**Text segment**.
Donwill: She like the whole thing. You know moms, “I like it all. It’s so good. I’m so proud!” I know she don’t like “Pussy Rules The World.” She’s like, “There’s this one song I don’t like…” But again if she could understand what I’m talking about in the song, she would like it. It’s talking about controlling those urges.

OKP: Aight.

Donwill: You’re not gonna trip me up.

OKP: Yeah, yeah, yeah.

Donwill: This cat is like, “So who’s the girl that you was messing with last night? Who’s the girl you smashed at the show, dissed, and left?”

OKP: (Laughs) Gotta ask those tough questions. If you could get at one female—what’s wrong?

Donwill: I’m laughing because these questions are wild.

donwill_intv_tanyamorgan.jpgOKP: (Laughs) If you could get at one female musician, who would it be?

Donwill: Janelle Monae.

OKP: She’s pretty crazy on stage. Have you met her before?

**Exercise brief**. In the interview, which female musician does Donwill name when asked who he would get at?

**Data section**.
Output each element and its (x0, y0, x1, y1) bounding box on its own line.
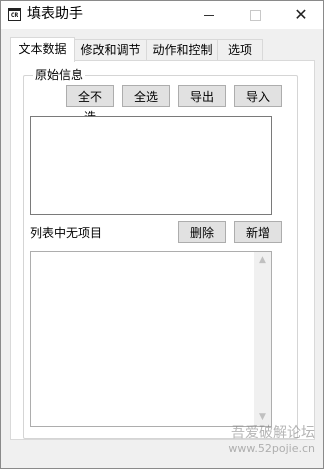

**The solution**. Janelle Monae.